begin PROVIDED RECORDS

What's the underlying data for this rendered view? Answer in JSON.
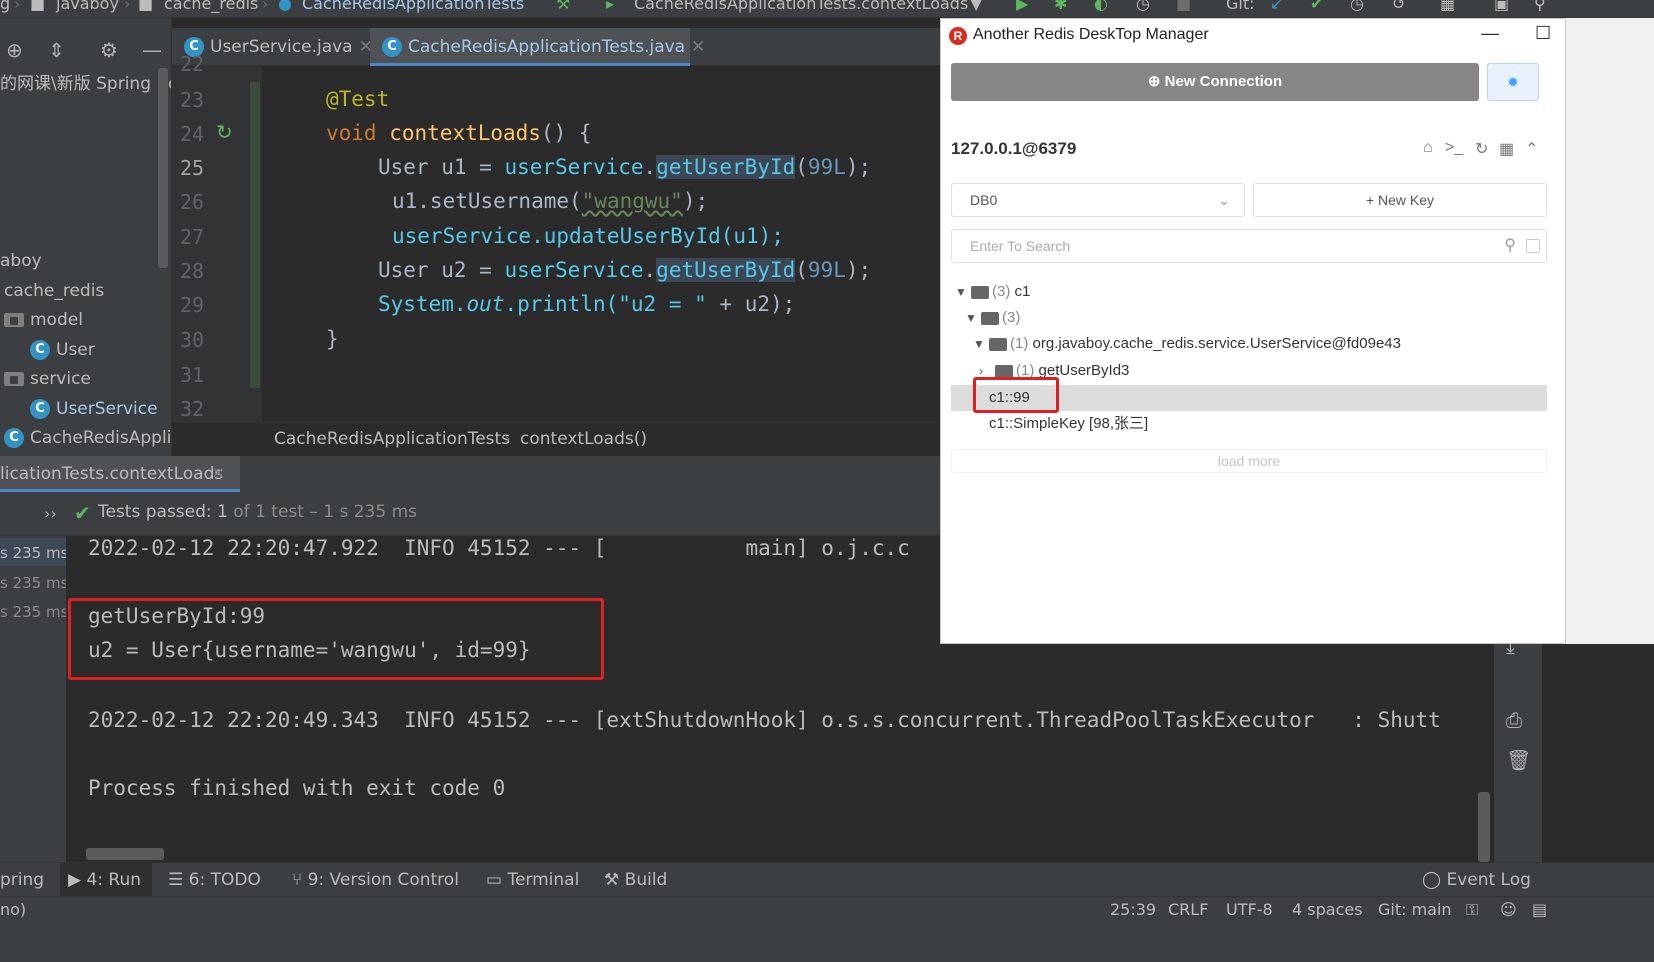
{
  "nav": {
    "crumbs": [
      "g",
      "javaboy",
      "cache_redis",
      "CacheRedisApplicationTests"
    ],
    "run_config": "CacheRedisApplicationTests.contextLoads",
    "git_label": "Git:"
  },
  "project": {
    "path_fragment": "的网课\\新版 Spring Boo",
    "items": [
      {
        "label": "aboy"
      },
      {
        "label": "cache_redis"
      },
      {
        "label": "model"
      },
      {
        "label": "User"
      },
      {
        "label": "service"
      },
      {
        "label": "UserService"
      },
      {
        "label": "CacheRedisApplic"
      }
    ]
  },
  "editor": {
    "tabs": [
      {
        "label": "UserService.java"
      },
      {
        "label": "CacheRedisApplicationTests.java"
      }
    ],
    "line_numbers": [
      "22",
      "23",
      "24",
      "25",
      "26",
      "27",
      "28",
      "29",
      "30",
      "31",
      "32"
    ],
    "code": {
      "l23": "@Test",
      "l24_kw": "void",
      "l24_fn": "contextLoads",
      "l24_rest": "() {",
      "l25_a": "User u1 = ",
      "l25_b": "userService",
      "l25_c": "getUserById",
      "l25_d": "99L",
      "l26_a": "u1.setUsername(",
      "l26_b": "\"wangwu\"",
      "l26_c": ");",
      "l27_a": "userService",
      "l27_b": ".updateUserById(u1);",
      "l28_a": "User u2 = ",
      "l28_b": "userService",
      "l28_c": "getUserById",
      "l28_d": "99L",
      "l29_a": "System.",
      "l29_b": "out",
      "l29_c": ".println(",
      "l29_d": "\"u2 = \"",
      "l29_e": " + u2);",
      "l30": "}"
    },
    "breadcrumb": [
      "CacheRedisApplicationTests",
      "contextLoads()"
    ]
  },
  "run": {
    "tab_label": "licationTests.contextLoads",
    "tests_passed_label": "Tests passed:",
    "tests_passed_value": "1",
    "tests_of": "of 1 test",
    "tests_time": "– 1 s 235 ms",
    "timings": [
      "s 235 ms",
      "s 235 ms",
      "s 235 ms"
    ],
    "console": [
      "2022-02-12 22:20:47.922  INFO 45152 --- [           main] o.j.c.c",
      "getUserById:99",
      "u2 = User{username='wangwu', id=99}",
      "2022-02-12 22:20:49.343  INFO 45152 --- [extShutdownHook] o.s.s.concurrent.ThreadPoolTaskExecutor   : Shutt",
      "Process finished with exit code 0"
    ]
  },
  "toolwindows": {
    "spring": "pring",
    "run": "4: Run",
    "todo": "6: TODO",
    "vcs": "9: Version Control",
    "terminal": "Terminal",
    "build": "Build",
    "event_log": "Event Log"
  },
  "status": {
    "left": "no)",
    "position": "25:39",
    "line_sep": "CRLF",
    "encoding": "UTF-8",
    "indent": "4 spaces",
    "git": "Git: main"
  },
  "rdm": {
    "title": "Another Redis DeskTop Manager",
    "new_connection": "New Connection",
    "connection": "127.0.0.1@6379",
    "db": "DB0",
    "new_key": "+ New Key",
    "search_placeholder": "Enter To Search",
    "tree": {
      "root_count": "(3)",
      "root_name": "c1",
      "lvl1_count": "(3)",
      "lvl2_count": "(1)",
      "lvl2_name": "org.javaboy.cache_redis.service.UserService@fd09e43",
      "lvl3_count": "(1)",
      "lvl3_name": "getUserById3",
      "key1": "c1::99",
      "key2": "c1::SimpleKey [98,张三]"
    },
    "load_more": "load more"
  },
  "colors": {
    "accent": "#4a88c7",
    "highlight_box": "#e02020",
    "pass_green": "#5fb85f"
  }
}
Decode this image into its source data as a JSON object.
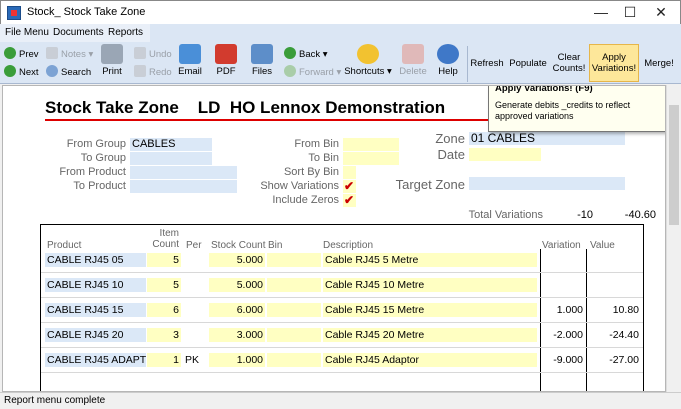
{
  "window": {
    "title": "Stock_ Stock Take Zone",
    "minimize": "—",
    "maximize": "☐",
    "close": "✕"
  },
  "menu": {
    "file": "File Menu",
    "documents": "Documents",
    "reports": "Reports"
  },
  "toolbar": {
    "prev": "Prev",
    "next": "Next",
    "notes": "Notes",
    "search": "Search",
    "undo": "Undo",
    "redo": "Redo",
    "print": "Print",
    "email": "Email",
    "pdf": "PDF",
    "files": "Files",
    "back": "Back",
    "forward": "Forward",
    "shortcuts": "Shortcuts",
    "delete": "Delete",
    "help": "Help",
    "refresh": "Refresh",
    "populate": "Populate",
    "clear_l1": "Clear",
    "clear_l2": "Counts!",
    "apply_l1": "Apply",
    "apply_l2": "Variations!",
    "merge": "Merge!"
  },
  "tooltip": {
    "title": "Apply Variations! (F9)",
    "body": "Generate debits _credits to reflect approved variations"
  },
  "form": {
    "heading": "Stock Take Zone    LD  HO Lennox Demonstration",
    "from_group_label": "From Group",
    "from_group_value": "CABLES",
    "to_group_label": "To Group",
    "to_group_value": "",
    "from_product_label": "From Product",
    "from_product_value": "",
    "to_product_label": "To Product",
    "to_product_value": "",
    "from_bin_label": "From Bin",
    "from_bin_value": "",
    "to_bin_label": "To Bin",
    "to_bin_value": "",
    "sort_by_bin_label": "Sort By Bin",
    "show_variations_label": "Show Variations",
    "show_variations_check": "✔",
    "include_zeros_label": "Include Zeros",
    "include_zeros_check": "✔",
    "zone_label": "Zone",
    "zone_value": "01 CABLES",
    "date_label": "Date",
    "date_value": "",
    "target_zone_label": "Target Zone",
    "target_zone_value": "",
    "total_variations_label": "Total Variations",
    "total_variations_qty": "-10",
    "total_variations_value": "-40.60"
  },
  "table": {
    "headers": {
      "product": "Product",
      "item_count_l1": "Item",
      "item_count_l2": "Count",
      "per": "Per",
      "stock_count": "Stock Count",
      "bin": "Bin",
      "description": "Description",
      "variation": "Variation",
      "value": "Value"
    },
    "rows": [
      {
        "product": "CABLE RJ45 05",
        "item_count": "5",
        "per": "",
        "stock_count": "5.000",
        "bin": "",
        "description": "Cable RJ45 5 Metre",
        "variation": "",
        "value": ""
      },
      {
        "product": "CABLE RJ45 10",
        "item_count": "5",
        "per": "",
        "stock_count": "5.000",
        "bin": "",
        "description": "Cable RJ45 10 Metre",
        "variation": "",
        "value": ""
      },
      {
        "product": "CABLE RJ45 15",
        "item_count": "6",
        "per": "",
        "stock_count": "6.000",
        "bin": "",
        "description": "Cable RJ45 15 Metre",
        "variation": "1.000",
        "value": "10.80"
      },
      {
        "product": "CABLE RJ45 20",
        "item_count": "3",
        "per": "",
        "stock_count": "3.000",
        "bin": "",
        "description": "Cable RJ45 20 Metre",
        "variation": "-2.000",
        "value": "-24.40"
      },
      {
        "product": "CABLE RJ45 ADAPT",
        "item_count": "1",
        "per": "PK",
        "stock_count": "1.000",
        "bin": "",
        "description": "Cable RJ45 Adaptor",
        "variation": "-9.000",
        "value": "-27.00"
      }
    ]
  },
  "status": {
    "text": "Report menu complete"
  },
  "colors": {
    "ribbon": "#dbe6f4",
    "field_blue": "#dbe8f7",
    "field_yellow": "#ffffc2",
    "heading_rule": "#d00000",
    "active_button": "#fde79a"
  }
}
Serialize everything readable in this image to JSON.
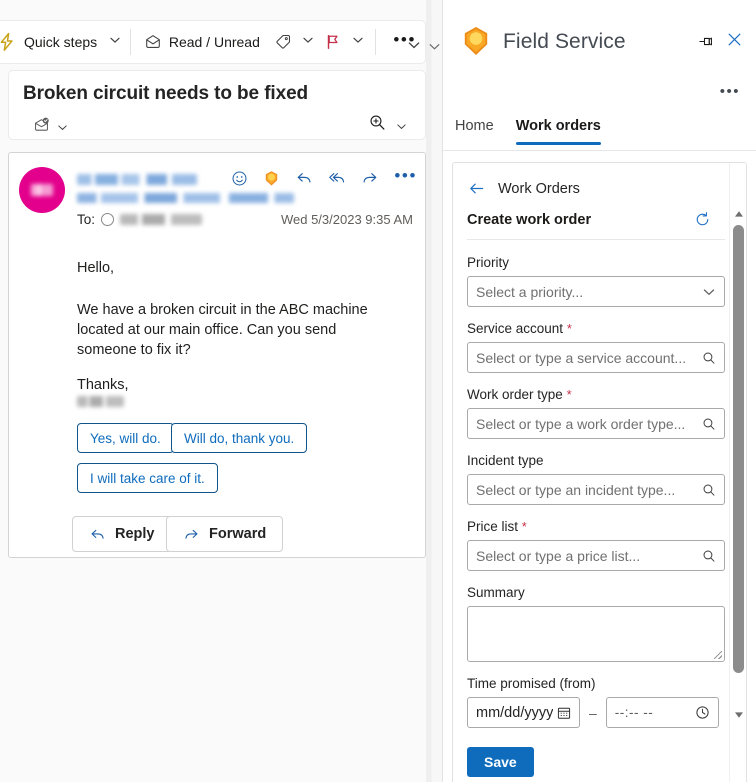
{
  "mail": {
    "ribbon": {
      "quick_steps_label": "Quick steps",
      "quick_steps_icon": "lightning-bolt-icon",
      "quick_steps_caret_icon": "chevron-down-icon",
      "read_unread_label": "Read / Unread",
      "read_unread_icon": "envelope-open-icon",
      "tag_icon": "tag-icon",
      "tag_caret_icon": "chevron-down-icon",
      "flag_icon": "flag-icon",
      "flag_caret_icon": "chevron-down-icon",
      "more_icon": "ellipsis-horizontal-icon",
      "overflow_caret_icon": "chevron-down-icon",
      "flag_color": "#c4314b",
      "bolt_color": "#c8a217"
    },
    "subject": {
      "title": "Broken circuit needs to be fixed",
      "mail_status_icon": "mail-read-check-icon",
      "mail_status_caret_icon": "chevron-down-icon",
      "zoom_icon": "magnifier-plus-icon",
      "zoom_caret_icon": "chevron-down-icon"
    },
    "message": {
      "avatar_color": "#e3008c",
      "avatar_initials": "",
      "sender_name": "",
      "sender_email": "",
      "to_label": "To:",
      "to_name": "",
      "date": "Wed 5/3/2023 9:35 AM",
      "header_icons": [
        "emoji-react-icon",
        "field-service-app-icon",
        "reply-icon",
        "reply-all-icon",
        "forward-icon",
        "ellipsis-horizontal-icon"
      ],
      "body": {
        "greeting": "Hello,",
        "paragraph": "We have a broken circuit in the ABC machine located at   our main office. Can you send someone to fix it?",
        "closing": "Thanks,",
        "signature": ""
      },
      "suggested_replies": [
        "Yes, will do.",
        "Will do, thank you.",
        "I will take care of it."
      ],
      "actions": [
        {
          "label": "Reply",
          "icon": "reply-icon"
        },
        {
          "label": "Forward",
          "icon": "forward-icon"
        }
      ]
    },
    "pane_strip": {
      "caret_icon": "chevron-down-icon"
    }
  },
  "field_service": {
    "app_title": "Field Service",
    "logo_icon": "field-service-logo-icon",
    "pin_icon": "pin-icon",
    "close_icon": "close-icon",
    "overflow_icon": "ellipsis-horizontal-icon",
    "accent_color": "#0f6cbd",
    "tabs": [
      {
        "label": "Home",
        "active": false
      },
      {
        "label": "Work orders",
        "active": true
      }
    ],
    "form": {
      "back_label": "Work Orders",
      "back_icon": "arrow-left-icon",
      "heading": "Create work order",
      "refresh_icon": "refresh-icon",
      "fields": [
        {
          "label": "Priority",
          "required": false,
          "placeholder": "Select a priority...",
          "icon": "chevron-down-icon"
        },
        {
          "label": "Service account",
          "required": true,
          "placeholder": "Select or type a service account...",
          "icon": "search-icon"
        },
        {
          "label": "Work order type",
          "required": true,
          "placeholder": "Select or type a work order type...",
          "icon": "search-icon"
        },
        {
          "label": "Incident type",
          "required": false,
          "placeholder": "Select or type an incident type...",
          "icon": "search-icon"
        },
        {
          "label": "Price list",
          "required": true,
          "placeholder": "Select or type a price list...",
          "icon": "search-icon"
        },
        {
          "label": "Summary",
          "required": false,
          "placeholder": "",
          "icon": "resize-handle-icon"
        }
      ],
      "time_promised": {
        "label": "Time promised (from)",
        "date_placeholder": "mm/dd/yyyy",
        "date_icon": "calendar-icon",
        "separator": "–",
        "time_placeholder": "--:-- --",
        "time_icon": "clock-icon"
      },
      "save_label": "Save",
      "required_marker": "*",
      "scrollbar": {
        "up_icon": "triangle-up-icon",
        "down_icon": "triangle-down-icon"
      }
    }
  }
}
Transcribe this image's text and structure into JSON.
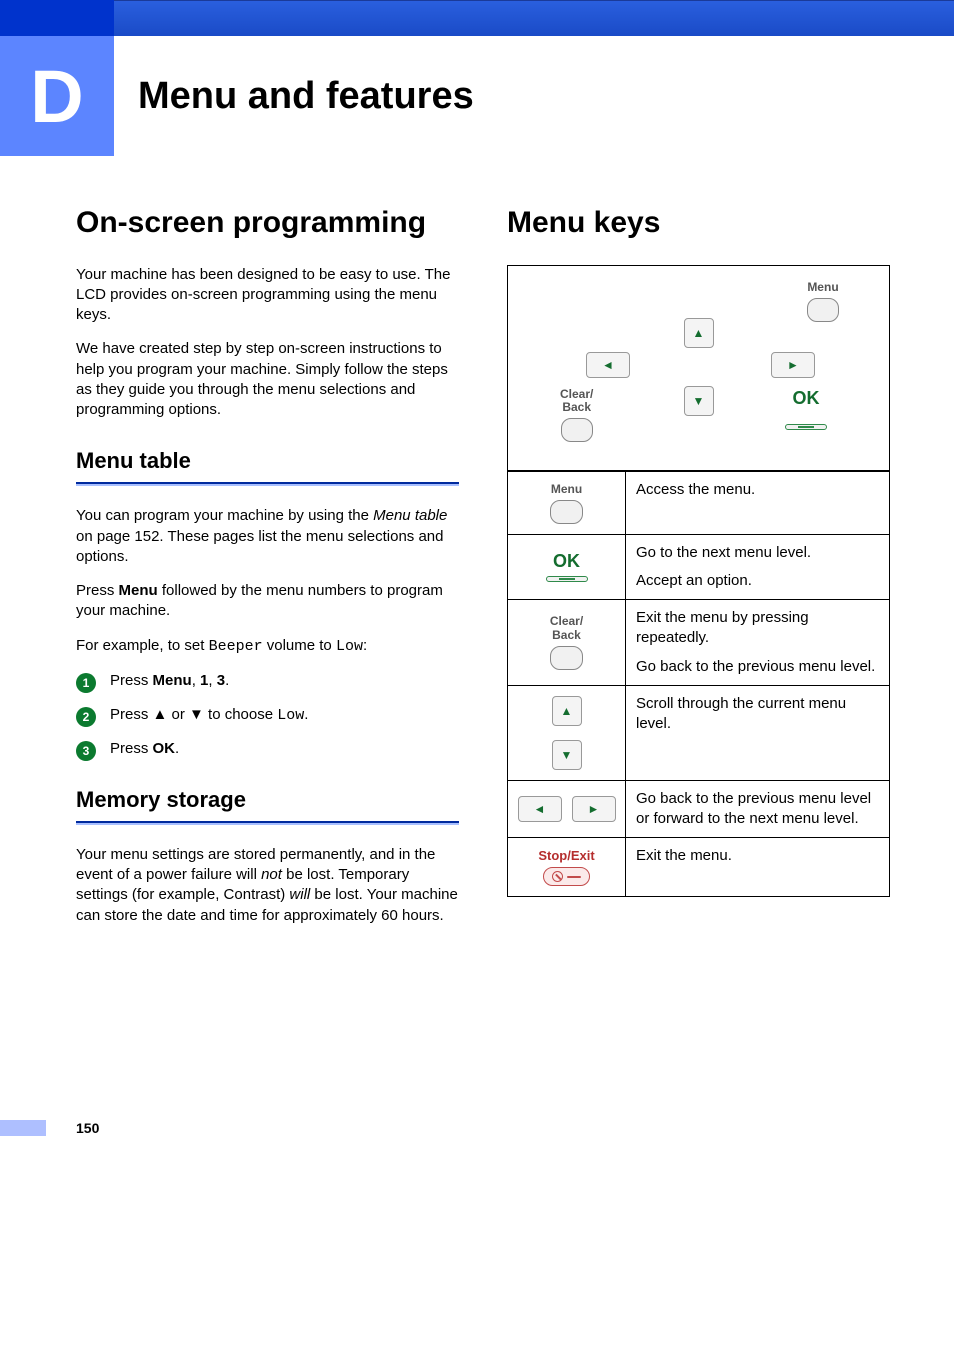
{
  "chapter": {
    "letter": "D",
    "title": "Menu and features"
  },
  "left": {
    "h1": "On-screen programming",
    "p1": "Your machine has been designed to be easy to use. The LCD provides on-screen programming using the menu keys.",
    "p2": "We have created step by step on-screen instructions to help you program your machine. Simply follow the steps as they guide you through the menu selections and programming options.",
    "menu_table_h": "Menu table",
    "mt_p1_a": "You can program your machine by using the ",
    "mt_p1_italic": "Menu table",
    "mt_p1_b": " on page 152. These pages list the menu selections and options.",
    "mt_p2_a": "Press ",
    "mt_p2_bold": "Menu",
    "mt_p2_b": " followed by the menu numbers to program your machine.",
    "mt_p3_a": "For example, to set ",
    "mt_p3_mono1": "Beeper",
    "mt_p3_b": " volume to ",
    "mt_p3_mono2": "Low",
    "mt_p3_c": ":",
    "step1_a": "Press ",
    "step1_bold": "Menu",
    "step1_b": ", ",
    "step1_c": "1",
    "step1_d": ", ",
    "step1_e": "3",
    "step1_f": ".",
    "step2_a": "Press ▲ or ▼ to choose ",
    "step2_mono": "Low",
    "step2_b": ".",
    "step3_a": "Press ",
    "step3_bold": "OK",
    "step3_b": ".",
    "memory_h": "Memory storage",
    "mem_a": "Your menu settings are stored permanently, and in the event of a power failure will ",
    "mem_not": "not",
    "mem_b": " be lost. Temporary settings (for example, Contrast) ",
    "mem_will": "will",
    "mem_c": " be lost. Your machine can store the date and time for approximately 60 hours."
  },
  "right": {
    "h1": "Menu keys",
    "labels": {
      "menu": "Menu",
      "ok": "OK",
      "clear": "Clear/",
      "back": "Back",
      "stop": "Stop/Exit"
    },
    "rows": [
      {
        "desc": [
          "Access the menu."
        ]
      },
      {
        "desc": [
          "Go to the next menu level.",
          "Accept an option."
        ]
      },
      {
        "desc": [
          "Exit the menu by pressing repeatedly.",
          "Go back to the previous menu level."
        ]
      },
      {
        "desc": [
          "Scroll through the current menu level."
        ]
      },
      {
        "desc": [
          "Go back to the previous menu level or forward to the next menu level."
        ]
      },
      {
        "desc": [
          "Exit the menu."
        ]
      }
    ]
  },
  "page_number": "150"
}
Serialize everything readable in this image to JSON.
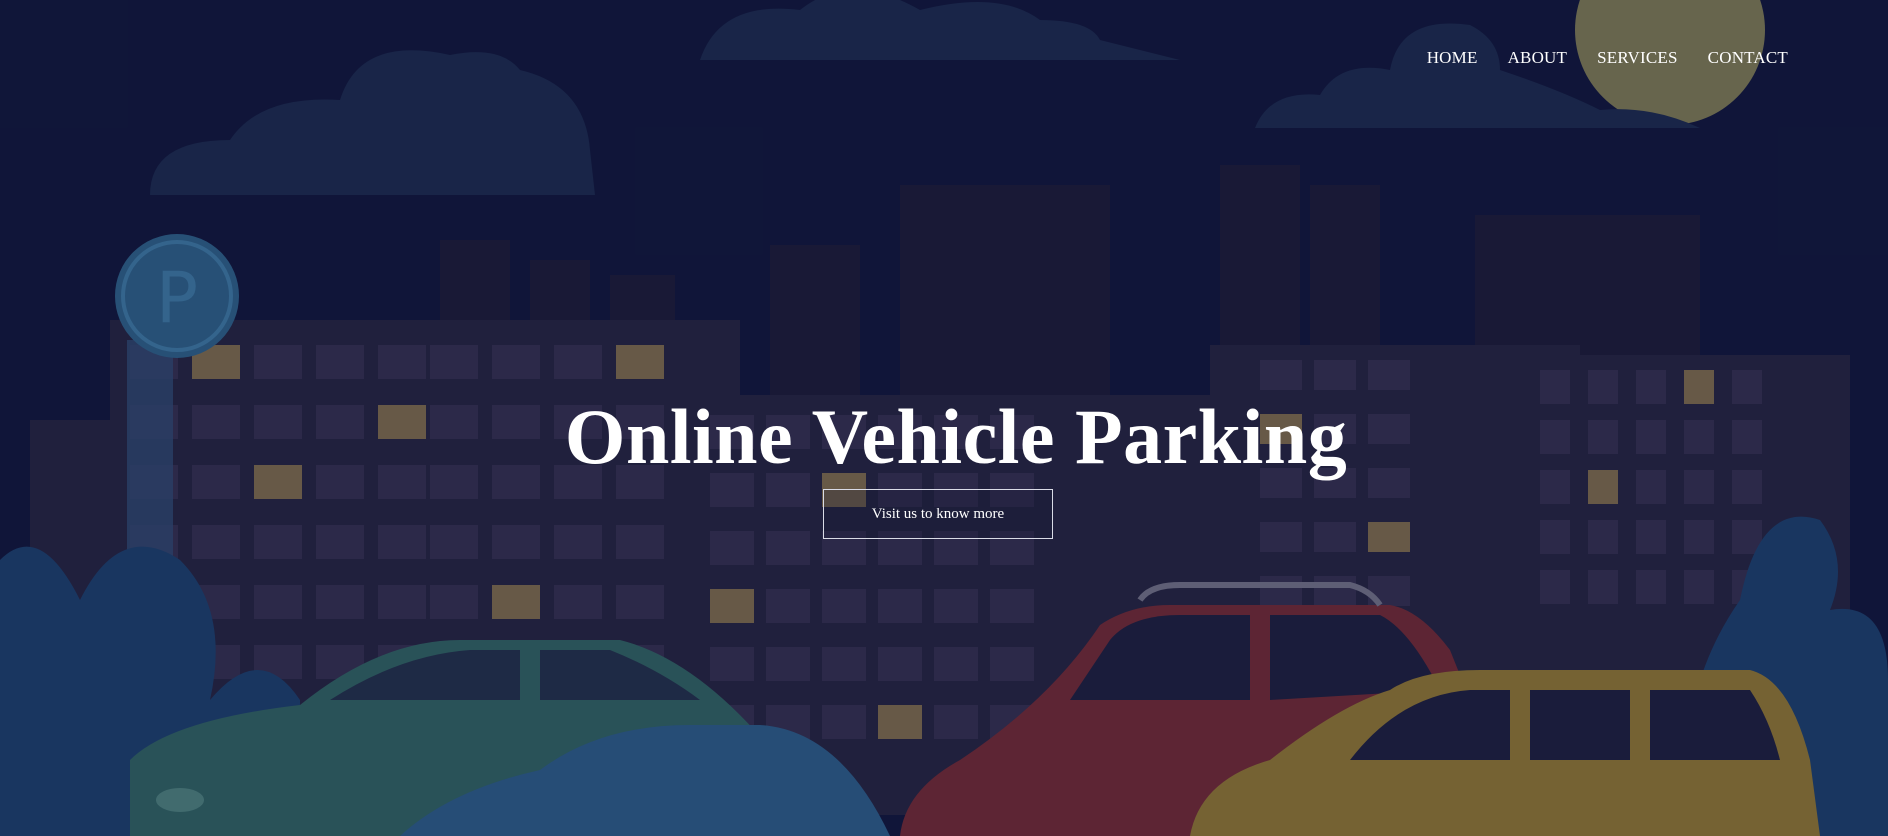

end PROVIDED RECORDS

DO THIS: From the listing above, collect every line that mentions the word "selections".

OUTPUT OF THE TASK:
    "p2": "We have created step by step on-screen instructions to help you program your machine. Simply follow the steps as they guide you through the menu selections and programming options.",
    "mt_p1_b": " on page 152. These pages list the menu selections and options.",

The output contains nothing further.